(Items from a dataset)

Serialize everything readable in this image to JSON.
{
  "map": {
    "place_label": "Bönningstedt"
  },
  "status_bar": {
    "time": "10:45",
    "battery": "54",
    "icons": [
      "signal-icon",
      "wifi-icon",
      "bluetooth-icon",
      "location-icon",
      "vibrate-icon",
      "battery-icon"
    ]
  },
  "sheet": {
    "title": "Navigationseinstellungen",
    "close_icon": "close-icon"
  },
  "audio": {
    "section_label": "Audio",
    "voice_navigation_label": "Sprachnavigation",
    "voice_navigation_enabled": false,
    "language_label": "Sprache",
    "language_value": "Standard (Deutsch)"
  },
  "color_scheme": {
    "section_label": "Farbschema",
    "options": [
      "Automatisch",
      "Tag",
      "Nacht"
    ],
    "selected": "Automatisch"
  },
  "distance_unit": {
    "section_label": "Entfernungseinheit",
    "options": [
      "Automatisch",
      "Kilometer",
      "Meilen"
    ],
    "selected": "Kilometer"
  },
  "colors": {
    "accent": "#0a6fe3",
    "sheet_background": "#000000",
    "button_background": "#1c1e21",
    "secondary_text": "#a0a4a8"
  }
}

EXERCISE REQUIREMENTS: Give back the whole listing, word for word.

COMPLETE OUTPUT:
Serialize everything readable in this image to JSON.
{
  "map": {
    "place_label": "Bönningstedt"
  },
  "status_bar": {
    "time": "10:45",
    "battery": "54",
    "icons": [
      "signal-icon",
      "wifi-icon",
      "bluetooth-icon",
      "location-icon",
      "vibrate-icon",
      "battery-icon"
    ]
  },
  "sheet": {
    "title": "Navigationseinstellungen",
    "close_icon": "close-icon"
  },
  "audio": {
    "section_label": "Audio",
    "voice_navigation_label": "Sprachnavigation",
    "voice_navigation_enabled": false,
    "language_label": "Sprache",
    "language_value": "Standard (Deutsch)"
  },
  "color_scheme": {
    "section_label": "Farbschema",
    "options": [
      "Automatisch",
      "Tag",
      "Nacht"
    ],
    "selected": "Automatisch"
  },
  "distance_unit": {
    "section_label": "Entfernungseinheit",
    "options": [
      "Automatisch",
      "Kilometer",
      "Meilen"
    ],
    "selected": "Kilometer"
  },
  "colors": {
    "accent": "#0a6fe3",
    "sheet_background": "#000000",
    "button_background": "#1c1e21",
    "secondary_text": "#a0a4a8"
  }
}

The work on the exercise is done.